Give the data below again exactly as written, without its pictures.

[PROVIDED DATA]
※ ※ ※

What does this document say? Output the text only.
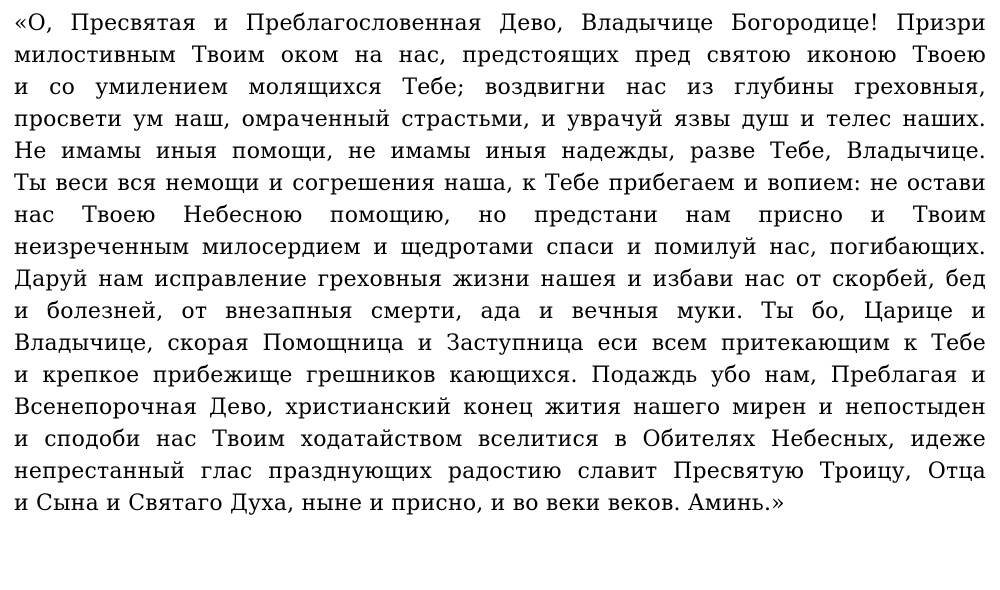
«О, Пресвятая и Преблагословенная Дево, Владычице Богородице! Призри
милостивным Твоим оком на нас, предстоящих пред святою иконою Твоею
и со умилением молящихся Тебе; воздвигни нас из глубины греховныя,
просвети ум наш, омраченный страстьми, и уврачуй язвы душ и телес наших.
Не имамы иныя помощи, не имамы иныя надежды, разве Тебе, Владычице.
Ты веси вся немощи и согрешения наша, к Тебе прибегаем и вопием: не остави
нас Твоею Небесною помощию, но предстани нам присно и Твоим
неизреченным милосердием и щедротами спаси и помилуй нас, погибающих.
Даруй нам исправление греховныя жизни нашея и избави нас от скорбей, бед
и болезней, от внезапныя смерти, ада и вечныя муки. Ты бо, Царице и
Владычице, скорая Помощница и Заступница еси всем притекающим к Тебе
и крепкое прибежище грешников кающихся. Подаждь убо нам, Преблагая и
Всенепорочная Дево, христианский конец жития нашего мирен и непостыден
и сподоби нас Твоим ходатайством вселитися в Обителях Небесных, идеже
непрестанный глас празднующих радостию славит Пресвятую Троицу, Отца
и Сына и Святаго Духа, ныне и присно, и во веки веков. Аминь.»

※ ※ ※

[WRITTEN SOLUTION]
What does this document say? Output the text only.
«О, Пресвятая и Преблагословенная Дево, Владычице Богородице! Призри
милостивным Твоим оком на нас, предстоящих пред святою иконою Твоею
и со умилением молящихся Тебе; воздвигни нас из глубины греховныя,
просвети ум наш, омраченный страстьми, и уврачуй язвы душ и телес наших.
Не имамы иныя помощи, не имамы иныя надежды, разве Тебе, Владычице.
Ты веси вся немощи и согрешения наша, к Тебе прибегаем и вопием: не остави
нас Твоею Небесною помощию, но предстани нам присно и Твоим
неизреченным милосердием и щедротами спаси и помилуй нас, погибающих.
Даруй нам исправление греховныя жизни нашея и избави нас от скорбей, бед
и болезней, от внезапныя смерти, ада и вечныя муки. Ты бо, Царице и
Владычице, скорая Помощница и Заступница еси всем притекающим к Тебе
и крепкое прибежище грешников кающихся. Подаждь убо нам, Преблагая и
Всенепорочная Дево, христианский конец жития нашего мирен и непостыден
и сподоби нас Твоим ходатайством вселитися в Обителях Небесных, идеже
непрестанный глас празднующих радостию славит Пресвятую Троицу, Отца
и Сына и Святаго Духа, ныне и присно, и во веки веков. Аминь.»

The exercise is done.